[Dataset records]
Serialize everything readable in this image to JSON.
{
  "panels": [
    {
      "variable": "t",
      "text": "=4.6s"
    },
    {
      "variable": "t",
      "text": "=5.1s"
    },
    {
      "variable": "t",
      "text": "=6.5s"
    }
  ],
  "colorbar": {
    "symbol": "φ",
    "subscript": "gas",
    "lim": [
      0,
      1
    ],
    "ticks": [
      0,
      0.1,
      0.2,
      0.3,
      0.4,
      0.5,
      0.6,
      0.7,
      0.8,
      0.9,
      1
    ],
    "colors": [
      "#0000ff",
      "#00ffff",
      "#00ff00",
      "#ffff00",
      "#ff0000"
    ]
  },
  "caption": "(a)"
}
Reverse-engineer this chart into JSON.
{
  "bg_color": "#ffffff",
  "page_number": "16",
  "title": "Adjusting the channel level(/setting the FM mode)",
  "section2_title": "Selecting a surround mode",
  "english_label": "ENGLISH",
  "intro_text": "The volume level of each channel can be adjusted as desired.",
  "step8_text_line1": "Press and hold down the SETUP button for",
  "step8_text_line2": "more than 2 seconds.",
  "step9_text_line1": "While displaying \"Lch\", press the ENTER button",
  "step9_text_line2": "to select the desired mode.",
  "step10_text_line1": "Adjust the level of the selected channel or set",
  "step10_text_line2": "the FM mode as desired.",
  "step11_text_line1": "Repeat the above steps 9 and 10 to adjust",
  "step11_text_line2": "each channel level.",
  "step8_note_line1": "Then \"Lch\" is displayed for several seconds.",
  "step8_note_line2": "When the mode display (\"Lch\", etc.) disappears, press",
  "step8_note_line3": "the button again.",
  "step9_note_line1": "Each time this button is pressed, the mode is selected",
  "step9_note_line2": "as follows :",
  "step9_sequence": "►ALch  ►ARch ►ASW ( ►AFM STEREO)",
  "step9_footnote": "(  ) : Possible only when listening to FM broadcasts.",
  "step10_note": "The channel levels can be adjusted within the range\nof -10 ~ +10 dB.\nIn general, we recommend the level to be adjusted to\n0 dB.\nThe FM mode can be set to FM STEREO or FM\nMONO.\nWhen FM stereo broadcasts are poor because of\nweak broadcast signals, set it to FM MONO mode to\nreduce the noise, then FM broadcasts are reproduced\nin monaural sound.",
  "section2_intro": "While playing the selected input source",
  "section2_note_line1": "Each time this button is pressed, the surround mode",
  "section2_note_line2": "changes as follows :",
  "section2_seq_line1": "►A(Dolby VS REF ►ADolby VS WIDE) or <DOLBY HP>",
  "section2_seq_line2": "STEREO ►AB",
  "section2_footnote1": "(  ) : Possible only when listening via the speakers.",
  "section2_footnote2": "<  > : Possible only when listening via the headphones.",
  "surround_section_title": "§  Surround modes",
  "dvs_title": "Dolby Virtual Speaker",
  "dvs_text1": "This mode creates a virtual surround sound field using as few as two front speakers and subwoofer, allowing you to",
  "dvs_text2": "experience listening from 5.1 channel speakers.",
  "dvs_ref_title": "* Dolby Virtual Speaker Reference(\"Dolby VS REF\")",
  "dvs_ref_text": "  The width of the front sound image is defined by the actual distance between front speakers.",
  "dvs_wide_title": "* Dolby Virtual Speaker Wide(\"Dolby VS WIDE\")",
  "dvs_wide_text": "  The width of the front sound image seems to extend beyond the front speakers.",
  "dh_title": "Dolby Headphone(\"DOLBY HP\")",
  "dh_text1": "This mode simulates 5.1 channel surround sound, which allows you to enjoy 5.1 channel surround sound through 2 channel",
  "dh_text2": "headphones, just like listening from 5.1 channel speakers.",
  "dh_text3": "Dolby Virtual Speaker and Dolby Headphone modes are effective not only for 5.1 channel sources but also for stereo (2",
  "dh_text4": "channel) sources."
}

◆ **Aim of the exercise**
Give every line of the material that includes the string "from".

◆ **The answer**
  "dvs_text2": "experience listening from 5.1 channel speakers.",
  "dh_text2": "headphones, just like listening from 5.1 channel speakers.",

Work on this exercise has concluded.